→ **What to do**: Type out the complete listing below word for word, without its pictures.

→ **Record set**:
------------------------------------------------
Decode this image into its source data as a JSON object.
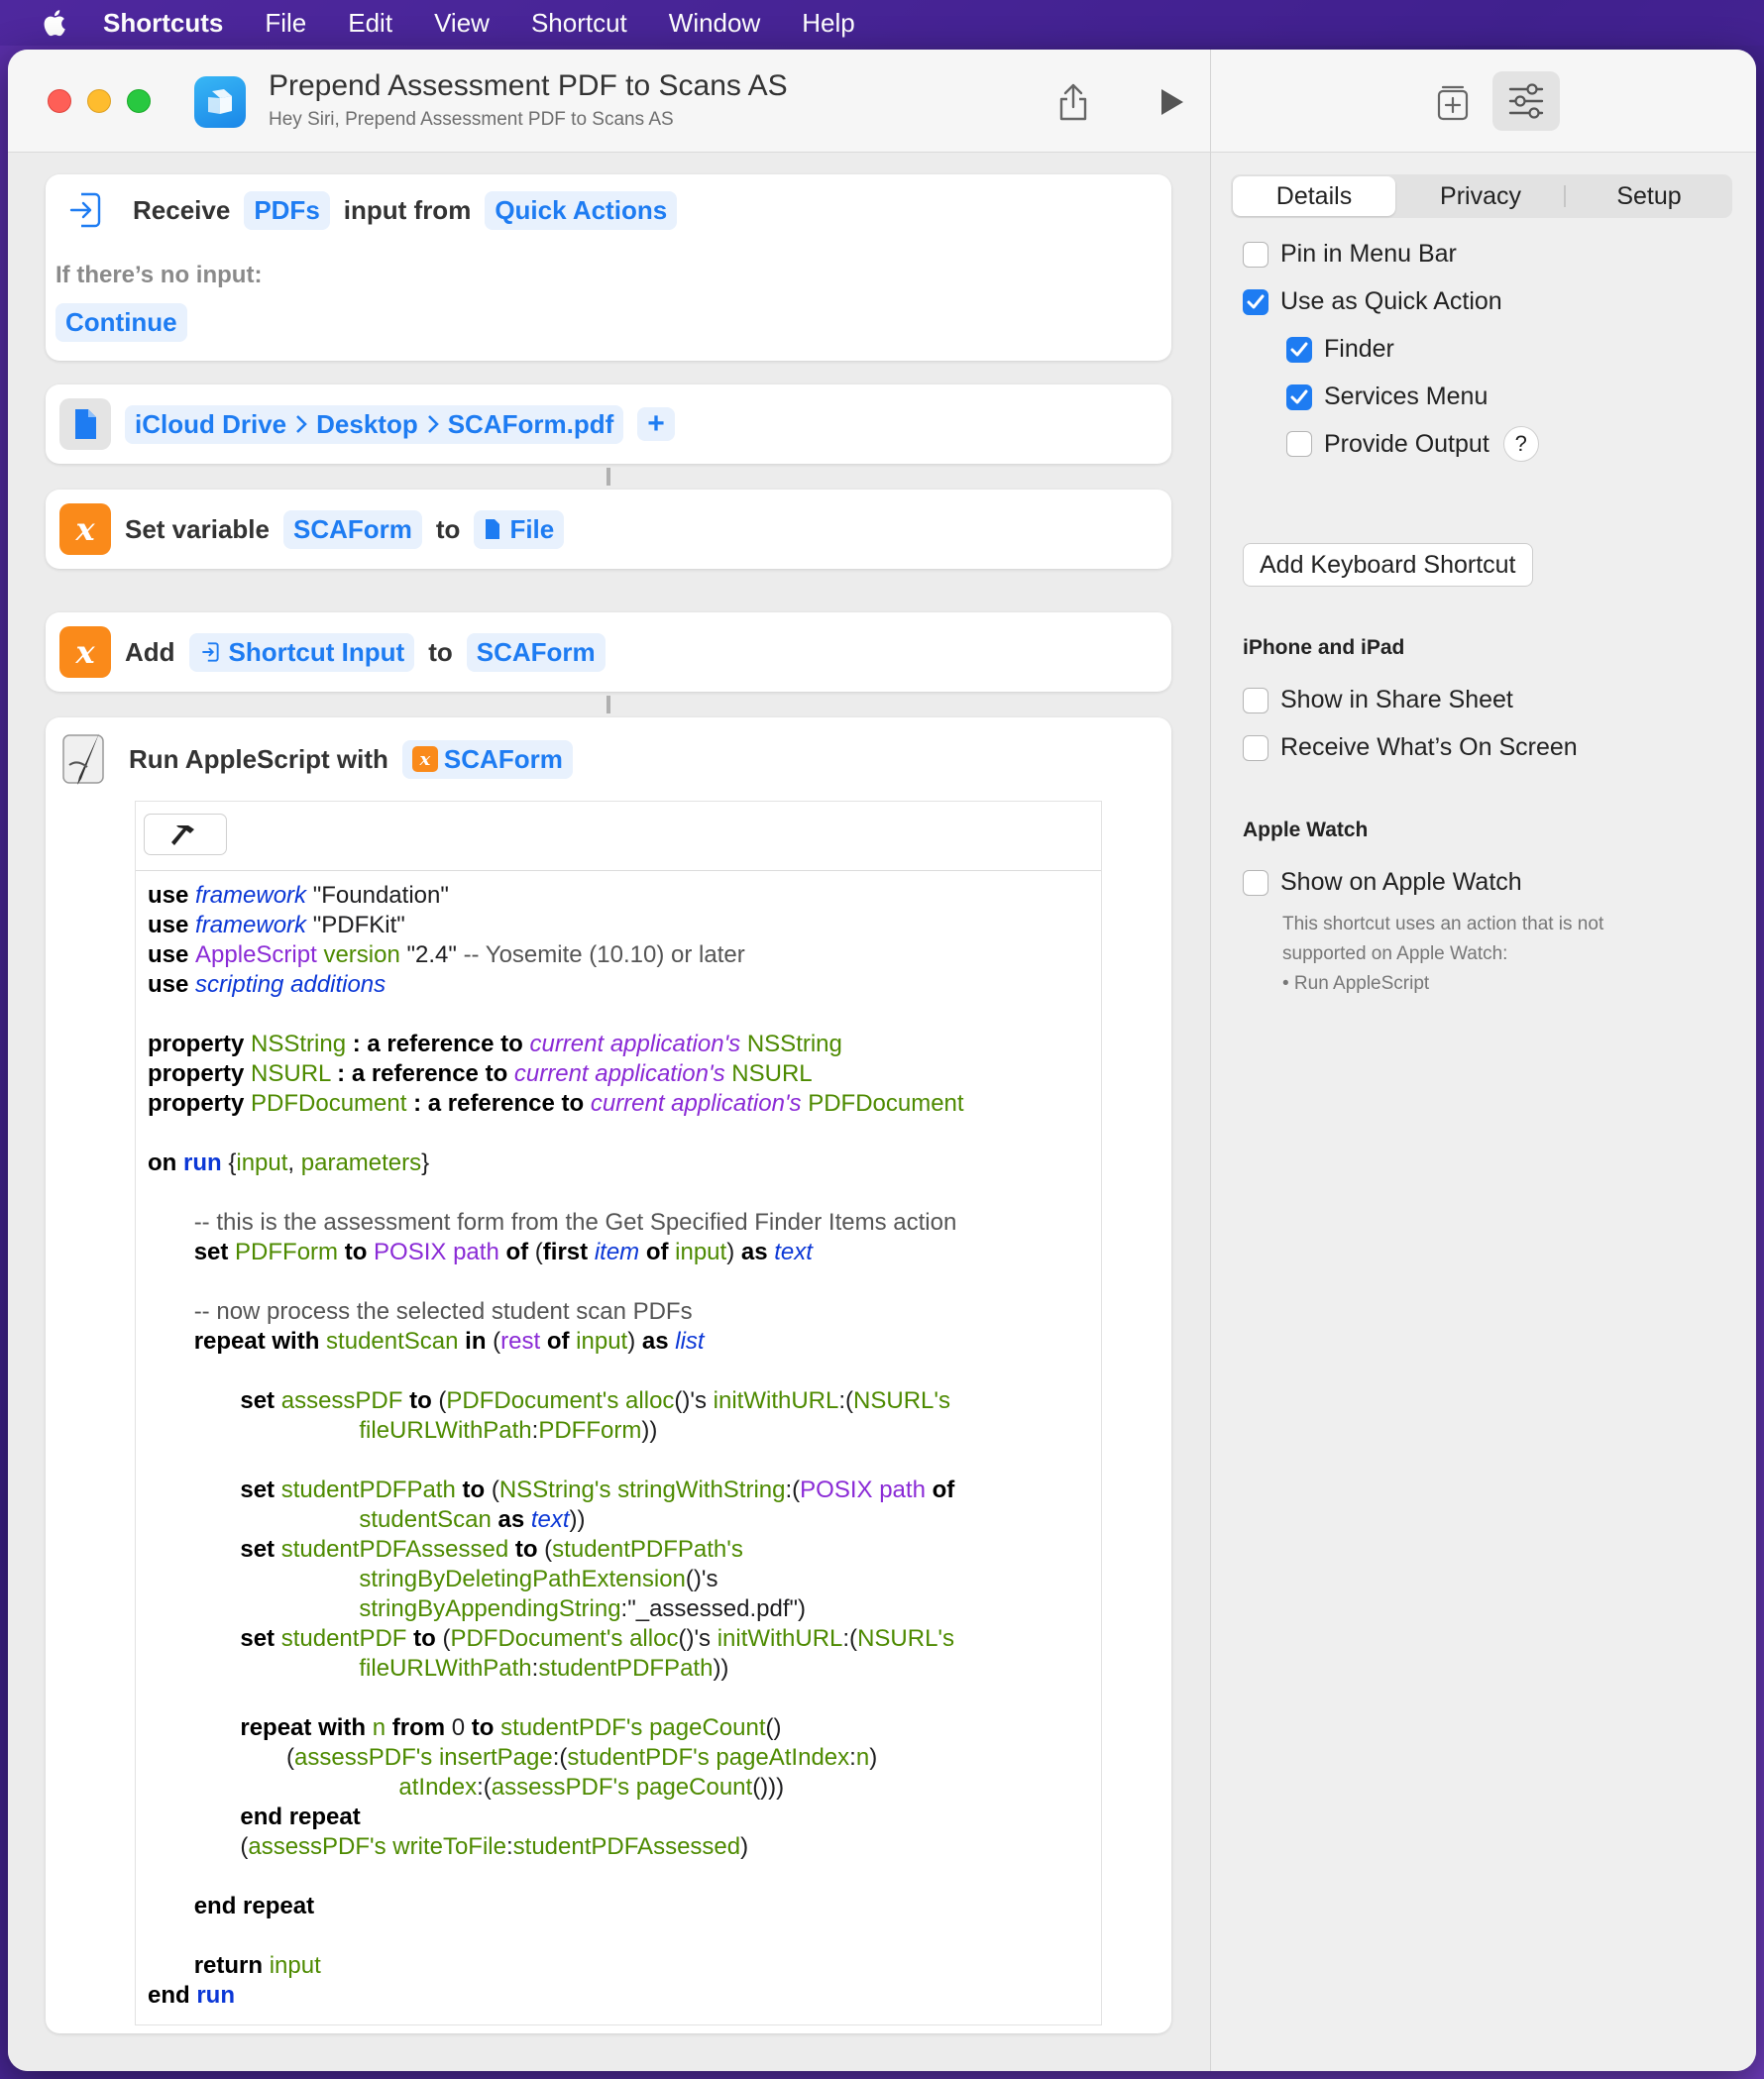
{
  "menubar": {
    "app": "Shortcuts",
    "items": [
      "File",
      "Edit",
      "View",
      "Shortcut",
      "Window",
      "Help"
    ]
  },
  "window": {
    "title": "Prepend Assessment PDF to Scans AS",
    "subtitle": "Hey Siri, Prepend Assessment PDF to Scans AS"
  },
  "actions": {
    "receive": {
      "verb": "Receive",
      "type": "PDFs",
      "mid": "input from",
      "source": "Quick Actions",
      "no_input_label": "If there’s no input:",
      "no_input_action": "Continue"
    },
    "file": {
      "path": [
        "iCloud Drive",
        "Desktop",
        "SCAForm.pdf"
      ],
      "add": "+"
    },
    "set_var": {
      "verb": "Set variable",
      "name": "SCAForm",
      "to": "to",
      "value": "File"
    },
    "add_var": {
      "verb": "Add",
      "input": "Shortcut Input",
      "to": "to",
      "target": "SCAForm"
    },
    "applescript": {
      "label": "Run AppleScript with",
      "var": "SCAForm",
      "var_icon": "x"
    }
  },
  "sidebar": {
    "tabs": [
      "Details",
      "Privacy",
      "Setup"
    ],
    "active_tab": "Details",
    "options": {
      "pin_menu_bar": {
        "label": "Pin in Menu Bar",
        "checked": false
      },
      "quick_action": {
        "label": "Use as Quick Action",
        "checked": true
      },
      "finder": {
        "label": "Finder",
        "checked": true
      },
      "services_menu": {
        "label": "Services Menu",
        "checked": true
      },
      "provide_output": {
        "label": "Provide Output",
        "checked": false
      },
      "help": "?"
    },
    "keyboard_button": "Add Keyboard Shortcut",
    "iphone_section": "iPhone and iPad",
    "share_sheet": {
      "label": "Show in Share Sheet",
      "checked": false
    },
    "on_screen": {
      "label": "Receive What’s On Screen",
      "checked": false
    },
    "watch_section": "Apple Watch",
    "show_watch": {
      "label": "Show on Apple Watch",
      "checked": false
    },
    "watch_note": [
      "This shortcut uses an action that is not",
      "supported on Apple Watch:",
      "• Run AppleScript"
    ]
  },
  "colors": {
    "accent": "#1e7cf2",
    "variable_orange": "#fa8a1a",
    "desktop_purple": "#4a27a0"
  },
  "icons": [
    "apple-icon",
    "shortcuts-app-icon",
    "share-icon",
    "play-icon",
    "library-icon",
    "settings-sliders-icon",
    "receive-input-icon",
    "file-icon",
    "variable-icon",
    "script-editor-icon",
    "hammer-icon",
    "checkmark-icon",
    "chevron-right-icon"
  ]
}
------------------------------------------------
→ **Output for this exercise**:
Decode this image into its source data as a JSON object.
{
  "menubar": {
    "app": "Shortcuts",
    "items": [
      "File",
      "Edit",
      "View",
      "Shortcut",
      "Window",
      "Help"
    ]
  },
  "window": {
    "title": "Prepend Assessment PDF to Scans AS",
    "subtitle": "Hey Siri, Prepend Assessment PDF to Scans AS"
  },
  "actions": {
    "receive": {
      "verb": "Receive",
      "type": "PDFs",
      "mid": "input from",
      "source": "Quick Actions",
      "no_input_label": "If there’s no input:",
      "no_input_action": "Continue"
    },
    "file": {
      "path": [
        "iCloud Drive",
        "Desktop",
        "SCAForm.pdf"
      ],
      "add": "+"
    },
    "set_var": {
      "verb": "Set variable",
      "name": "SCAForm",
      "to": "to",
      "value": "File"
    },
    "add_var": {
      "verb": "Add",
      "input": "Shortcut Input",
      "to": "to",
      "target": "SCAForm"
    },
    "applescript": {
      "label": "Run AppleScript with",
      "var": "SCAForm",
      "var_icon": "x"
    }
  },
  "sidebar": {
    "tabs": [
      "Details",
      "Privacy",
      "Setup"
    ],
    "active_tab": "Details",
    "options": {
      "pin_menu_bar": {
        "label": "Pin in Menu Bar",
        "checked": false
      },
      "quick_action": {
        "label": "Use as Quick Action",
        "checked": true
      },
      "finder": {
        "label": "Finder",
        "checked": true
      },
      "services_menu": {
        "label": "Services Menu",
        "checked": true
      },
      "provide_output": {
        "label": "Provide Output",
        "checked": false
      },
      "help": "?"
    },
    "keyboard_button": "Add Keyboard Shortcut",
    "iphone_section": "iPhone and iPad",
    "share_sheet": {
      "label": "Show in Share Sheet",
      "checked": false
    },
    "on_screen": {
      "label": "Receive What’s On Screen",
      "checked": false
    },
    "watch_section": "Apple Watch",
    "show_watch": {
      "label": "Show on Apple Watch",
      "checked": false
    },
    "watch_note": [
      "This shortcut uses an action that is not",
      "supported on Apple Watch:",
      "• Run AppleScript"
    ]
  },
  "colors": {
    "accent": "#1e7cf2",
    "variable_orange": "#fa8a1a",
    "desktop_purple": "#4a27a0"
  },
  "icons": [
    "apple-icon",
    "shortcuts-app-icon",
    "share-icon",
    "play-icon",
    "library-icon",
    "settings-sliders-icon",
    "receive-input-icon",
    "file-icon",
    "variable-icon",
    "script-editor-icon",
    "hammer-icon",
    "checkmark-icon",
    "chevron-right-icon"
  ]
}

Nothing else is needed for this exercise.